CHALLENGE
Quote the full listing word for word.

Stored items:
□ □ □ □ □

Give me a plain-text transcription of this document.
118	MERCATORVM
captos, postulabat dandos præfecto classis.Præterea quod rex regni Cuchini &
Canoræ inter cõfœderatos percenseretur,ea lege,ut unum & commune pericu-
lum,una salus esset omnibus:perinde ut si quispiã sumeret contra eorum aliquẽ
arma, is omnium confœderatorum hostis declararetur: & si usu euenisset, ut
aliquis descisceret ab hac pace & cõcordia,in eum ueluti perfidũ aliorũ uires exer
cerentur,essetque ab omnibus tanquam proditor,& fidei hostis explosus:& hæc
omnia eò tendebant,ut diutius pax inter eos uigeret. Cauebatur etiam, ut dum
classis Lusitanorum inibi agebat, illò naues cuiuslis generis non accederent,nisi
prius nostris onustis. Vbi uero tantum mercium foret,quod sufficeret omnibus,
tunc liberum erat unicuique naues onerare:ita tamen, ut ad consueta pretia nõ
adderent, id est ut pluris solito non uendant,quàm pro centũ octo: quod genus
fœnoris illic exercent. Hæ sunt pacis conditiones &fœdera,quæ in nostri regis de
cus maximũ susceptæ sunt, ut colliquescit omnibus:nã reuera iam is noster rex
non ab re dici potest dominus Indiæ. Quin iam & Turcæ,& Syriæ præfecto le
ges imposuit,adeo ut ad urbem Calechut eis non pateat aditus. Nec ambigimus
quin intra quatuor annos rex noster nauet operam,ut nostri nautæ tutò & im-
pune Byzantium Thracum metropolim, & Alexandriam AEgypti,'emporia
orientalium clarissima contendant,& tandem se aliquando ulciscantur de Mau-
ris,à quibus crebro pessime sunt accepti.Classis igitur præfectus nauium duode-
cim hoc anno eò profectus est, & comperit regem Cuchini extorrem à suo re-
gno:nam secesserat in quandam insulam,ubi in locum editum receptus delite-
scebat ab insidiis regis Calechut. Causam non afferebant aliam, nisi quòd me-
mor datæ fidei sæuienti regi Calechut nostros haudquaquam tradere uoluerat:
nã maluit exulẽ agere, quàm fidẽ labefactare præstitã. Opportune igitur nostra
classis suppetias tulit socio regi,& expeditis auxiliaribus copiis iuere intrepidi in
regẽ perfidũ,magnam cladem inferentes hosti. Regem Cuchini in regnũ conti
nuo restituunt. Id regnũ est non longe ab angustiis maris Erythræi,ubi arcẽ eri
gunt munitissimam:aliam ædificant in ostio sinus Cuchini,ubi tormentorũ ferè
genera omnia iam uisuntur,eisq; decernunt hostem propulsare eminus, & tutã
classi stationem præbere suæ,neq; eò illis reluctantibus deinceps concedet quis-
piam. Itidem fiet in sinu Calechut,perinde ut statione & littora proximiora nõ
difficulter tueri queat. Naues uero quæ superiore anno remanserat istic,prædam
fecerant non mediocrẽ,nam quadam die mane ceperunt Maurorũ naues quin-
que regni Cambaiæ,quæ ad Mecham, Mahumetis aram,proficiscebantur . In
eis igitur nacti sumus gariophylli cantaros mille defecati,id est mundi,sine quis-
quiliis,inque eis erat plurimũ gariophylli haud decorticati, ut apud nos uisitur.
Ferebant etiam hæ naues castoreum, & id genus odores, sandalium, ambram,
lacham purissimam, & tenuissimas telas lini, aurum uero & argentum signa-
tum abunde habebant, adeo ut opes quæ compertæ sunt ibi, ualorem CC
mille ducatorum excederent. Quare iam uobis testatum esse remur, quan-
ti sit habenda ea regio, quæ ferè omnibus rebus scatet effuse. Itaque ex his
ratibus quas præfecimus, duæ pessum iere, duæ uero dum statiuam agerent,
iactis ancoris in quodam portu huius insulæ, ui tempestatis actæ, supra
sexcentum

□ □ □ □ □

OUTPUT
Give me a plain-text transcription of this document.
118	MERCATORVM
captos, postulabat dandos præfecto classis.Præterea quod rex regni Cuchini &
Canoræ inter cõfœderatos percenseretur,ea lege,ut unum & commune pericu-
lum,una salus esset omnibus:perinde ut si quispiã sumeret contra eorum aliquẽ
arma, is omnium confœderatorum hostis declararetur: & si usu euenisset, ut
aliquis descisceret ab hac pace & cõcordia,in eum ueluti perfidũ aliorũ uires exer
cerentur,essetque ab omnibus tanquam proditor,& fidei hostis explosus:& hæc
omnia eò tendebant,ut diutius pax inter eos uigeret. Cauebatur etiam, ut dum
classis Lusitanorum inibi agebat, illò naues cuiuslis generis non accederent,nisi
prius nostris onustis. Vbi uero tantum mercium foret,quod sufficeret omnibus,
tunc liberum erat unicuique naues onerare:ita tamen, ut ad consueta pretia nõ
adderent, id est ut pluris solito non uendant,quàm pro centũ octo: quod genus
fœnoris illic exercent. Hæ sunt pacis conditiones &fœdera,quæ in nostri regis de
cus maximũ susceptæ sunt, ut colliquescit omnibus:nã reuera iam is noster rex
non ab re dici potest dominus Indiæ. Quin iam & Turcæ,& Syriæ præfecto le
ges imposuit,adeo ut ad urbem Calechut eis non pateat aditus. Nec ambigimus
quin intra quatuor annos rex noster nauet operam,ut nostri nautæ tutò & im-
pune Byzantium Thracum metropolim, & Alexandriam AEgypti,'emporia
orientalium clarissima contendant,& tandem se aliquando ulciscantur de Mau-
ris,à quibus crebro pessime sunt accepti.Classis igitur præfectus nauium duode-
cim hoc anno eò profectus est, & comperit regem Cuchini extorrem à suo re-
gno:nam secesserat in quandam insulam,ubi in locum editum receptus delite-
scebat ab insidiis regis Calechut. Causam non afferebant aliam, nisi quòd me-
mor datæ fidei sæuienti regi Calechut nostros haudquaquam tradere uoluerat:
nã maluit exulẽ agere, quàm fidẽ labefactare præstitã. Opportune igitur nostra
classis suppetias tulit socio regi,& expeditis auxiliaribus copiis iuere intrepidi in
regẽ perfidũ,magnam cladem inferentes hosti. Regem Cuchini in regnũ conti
nuo restituunt. Id regnũ est non longe ab angustiis maris Erythræi,ubi arcẽ eri
gunt munitissimam:aliam ædificant in ostio sinus Cuchini,ubi tormentorũ ferè
genera omnia iam uisuntur,eisq; decernunt hostem propulsare eminus, & tutã
classi stationem præbere suæ,neq; eò illis reluctantibus deinceps concedet quis-
piam. Itidem fiet in sinu Calechut,perinde ut statione & littora proximiora nõ
difficulter tueri queat. Naues uero quæ superiore anno remanserat istic,prædam
fecerant non mediocrẽ,nam quadam die mane ceperunt Maurorũ naues quin-
que regni Cambaiæ,quæ ad Mecham, Mahumetis aram,proficiscebantur . In
eis igitur nacti sumus gariophylli cantaros mille defecati,id est mundi,sine quis-
quiliis,inque eis erat plurimũ gariophylli haud decorticati, ut apud nos uisitur.
Ferebant etiam hæ naues castoreum, & id genus odores, sandalium, ambram,
lacham purissimam, & tenuissimas telas lini, aurum uero & argentum signa-
tum abunde habebant, adeo ut opes quæ compertæ sunt ibi, ualorem CC
mille ducatorum excederent. Quare iam uobis testatum esse remur, quan-
ti sit habenda ea regio, quæ ferè omnibus rebus scatet effuse. Itaque ex his
ratibus quas præfecimus, duæ pessum iere, duæ uero dum statiuam agerent,
iactis ancoris in quodam portu huius insulæ, ui tempestatis actæ, supra
sexcentum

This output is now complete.